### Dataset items
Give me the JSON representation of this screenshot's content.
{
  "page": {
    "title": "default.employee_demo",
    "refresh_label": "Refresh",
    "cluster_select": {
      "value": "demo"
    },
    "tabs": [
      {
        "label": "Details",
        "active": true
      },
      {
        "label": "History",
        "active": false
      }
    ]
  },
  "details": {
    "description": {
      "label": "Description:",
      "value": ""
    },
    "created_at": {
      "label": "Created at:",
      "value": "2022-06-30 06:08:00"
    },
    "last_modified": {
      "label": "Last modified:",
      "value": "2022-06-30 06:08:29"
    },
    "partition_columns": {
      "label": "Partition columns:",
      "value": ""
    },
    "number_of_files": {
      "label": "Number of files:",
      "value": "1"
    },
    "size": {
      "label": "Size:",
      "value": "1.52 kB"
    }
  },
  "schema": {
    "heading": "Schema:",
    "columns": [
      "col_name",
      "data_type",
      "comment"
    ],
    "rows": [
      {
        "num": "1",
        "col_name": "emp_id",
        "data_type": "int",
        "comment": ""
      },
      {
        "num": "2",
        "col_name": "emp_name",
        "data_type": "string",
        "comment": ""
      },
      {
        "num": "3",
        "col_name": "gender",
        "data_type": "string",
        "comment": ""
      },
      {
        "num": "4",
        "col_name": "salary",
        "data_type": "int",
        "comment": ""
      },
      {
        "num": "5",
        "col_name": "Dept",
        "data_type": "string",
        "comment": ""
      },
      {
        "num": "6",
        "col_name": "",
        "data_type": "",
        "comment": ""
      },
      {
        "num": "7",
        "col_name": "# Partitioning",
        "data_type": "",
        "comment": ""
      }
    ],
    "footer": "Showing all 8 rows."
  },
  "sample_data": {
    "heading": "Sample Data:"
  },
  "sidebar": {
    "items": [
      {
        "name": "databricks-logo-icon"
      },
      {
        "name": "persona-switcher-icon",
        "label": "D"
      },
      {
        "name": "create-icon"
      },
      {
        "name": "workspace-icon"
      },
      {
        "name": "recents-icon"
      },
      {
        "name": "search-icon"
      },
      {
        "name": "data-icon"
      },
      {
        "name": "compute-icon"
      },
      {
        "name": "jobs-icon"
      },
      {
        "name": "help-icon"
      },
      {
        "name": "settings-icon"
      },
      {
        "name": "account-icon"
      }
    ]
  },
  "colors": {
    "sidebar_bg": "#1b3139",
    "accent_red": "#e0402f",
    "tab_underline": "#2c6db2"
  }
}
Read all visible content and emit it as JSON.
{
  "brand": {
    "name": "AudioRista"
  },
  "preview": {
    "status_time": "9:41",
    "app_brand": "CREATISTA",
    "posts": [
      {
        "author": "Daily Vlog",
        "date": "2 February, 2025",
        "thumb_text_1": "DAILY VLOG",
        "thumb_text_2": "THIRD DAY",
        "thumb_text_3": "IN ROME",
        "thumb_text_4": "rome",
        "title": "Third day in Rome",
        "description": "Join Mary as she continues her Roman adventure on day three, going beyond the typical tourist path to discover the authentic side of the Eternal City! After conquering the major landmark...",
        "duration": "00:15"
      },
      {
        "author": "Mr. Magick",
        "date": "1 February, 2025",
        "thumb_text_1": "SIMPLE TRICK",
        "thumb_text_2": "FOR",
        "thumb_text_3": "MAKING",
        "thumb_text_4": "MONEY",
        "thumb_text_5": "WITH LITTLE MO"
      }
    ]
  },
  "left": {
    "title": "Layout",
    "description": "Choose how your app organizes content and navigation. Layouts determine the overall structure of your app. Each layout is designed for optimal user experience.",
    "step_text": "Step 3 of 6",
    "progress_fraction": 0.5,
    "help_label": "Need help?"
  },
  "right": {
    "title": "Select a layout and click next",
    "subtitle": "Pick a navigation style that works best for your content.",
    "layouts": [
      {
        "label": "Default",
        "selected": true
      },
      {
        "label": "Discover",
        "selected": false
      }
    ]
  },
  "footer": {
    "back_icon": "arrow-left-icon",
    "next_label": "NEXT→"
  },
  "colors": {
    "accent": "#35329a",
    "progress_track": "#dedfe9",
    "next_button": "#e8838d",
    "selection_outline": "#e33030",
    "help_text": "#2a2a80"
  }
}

### TASK DESCRIPTION
Copy down the material exactly as written.

### RESULT BELOW
Give me the JSON representation of this screenshot's content.
{
  "page": {
    "title": "default.employee_demo",
    "refresh_label": "Refresh",
    "cluster_select": {
      "value": "demo"
    },
    "tabs": [
      {
        "label": "Details",
        "active": true
      },
      {
        "label": "History",
        "active": false
      }
    ]
  },
  "details": {
    "description": {
      "label": "Description:",
      "value": ""
    },
    "created_at": {
      "label": "Created at:",
      "value": "2022-06-30 06:08:00"
    },
    "last_modified": {
      "label": "Last modified:",
      "value": "2022-06-30 06:08:29"
    },
    "partition_columns": {
      "label": "Partition columns:",
      "value": ""
    },
    "number_of_files": {
      "label": "Number of files:",
      "value": "1"
    },
    "size": {
      "label": "Size:",
      "value": "1.52 kB"
    }
  },
  "schema": {
    "heading": "Schema:",
    "columns": [
      "col_name",
      "data_type",
      "comment"
    ],
    "rows": [
      {
        "num": "1",
        "col_name": "emp_id",
        "data_type": "int",
        "comment": ""
      },
      {
        "num": "2",
        "col_name": "emp_name",
        "data_type": "string",
        "comment": ""
      },
      {
        "num": "3",
        "col_name": "gender",
        "data_type": "string",
        "comment": ""
      },
      {
        "num": "4",
        "col_name": "salary",
        "data_type": "int",
        "comment": ""
      },
      {
        "num": "5",
        "col_name": "Dept",
        "data_type": "string",
        "comment": ""
      },
      {
        "num": "6",
        "col_name": "",
        "data_type": "",
        "comment": ""
      },
      {
        "num": "7",
        "col_name": "# Partitioning",
        "data_type": "",
        "comment": ""
      }
    ],
    "footer": "Showing all 8 rows."
  },
  "sample_data": {
    "heading": "Sample Data:"
  },
  "sidebar": {
    "items": [
      {
        "name": "databricks-logo-icon"
      },
      {
        "name": "persona-switcher-icon",
        "label": "D"
      },
      {
        "name": "create-icon"
      },
      {
        "name": "workspace-icon"
      },
      {
        "name": "recents-icon"
      },
      {
        "name": "search-icon"
      },
      {
        "name": "data-icon"
      },
      {
        "name": "compute-icon"
      },
      {
        "name": "jobs-icon"
      },
      {
        "name": "help-icon"
      },
      {
        "name": "settings-icon"
      },
      {
        "name": "account-icon"
      }
    ]
  },
  "colors": {
    "sidebar_bg": "#1b3139",
    "accent_red": "#e0402f",
    "tab_underline": "#2c6db2"
  }
}
Read all visible content and emit it as JSON.
{
  "brand": {
    "name": "AudioRista"
  },
  "preview": {
    "status_time": "9:41",
    "app_brand": "CREATISTA",
    "posts": [
      {
        "author": "Daily Vlog",
        "date": "2 February, 2025",
        "thumb_text_1": "DAILY VLOG",
        "thumb_text_2": "THIRD DAY",
        "thumb_text_3": "IN ROME",
        "thumb_text_4": "rome",
        "title": "Third day in Rome",
        "description": "Join Mary as she continues her Roman adventure on day three, going beyond the typical tourist path to discover the authentic side of the Eternal City! After conquering the major landmark...",
        "duration": "00:15"
      },
      {
        "author": "Mr. Magick",
        "date": "1 February, 2025",
        "thumb_text_1": "SIMPLE TRICK",
        "thumb_text_2": "FOR",
        "thumb_text_3": "MAKING",
        "thumb_text_4": "MONEY",
        "thumb_text_5": "WITH LITTLE MO"
      }
    ]
  },
  "left": {
    "title": "Layout",
    "description": "Choose how your app organizes content and navigation. Layouts determine the overall structure of your app. Each layout is designed for optimal user experience.",
    "step_text": "Step 3 of 6",
    "progress_fraction": 0.5,
    "help_label": "Need help?"
  },
  "right": {
    "title": "Select a layout and click next",
    "subtitle": "Pick a navigation style that works best for your content.",
    "layouts": [
      {
        "label": "Default",
        "selected": true
      },
      {
        "label": "Discover",
        "selected": false
      }
    ]
  },
  "footer": {
    "back_icon": "arrow-left-icon",
    "next_label": "NEXT→"
  },
  "colors": {
    "accent": "#35329a",
    "progress_track": "#dedfe9",
    "next_button": "#e8838d",
    "selection_outline": "#e33030",
    "help_text": "#2a2a80"
  }
}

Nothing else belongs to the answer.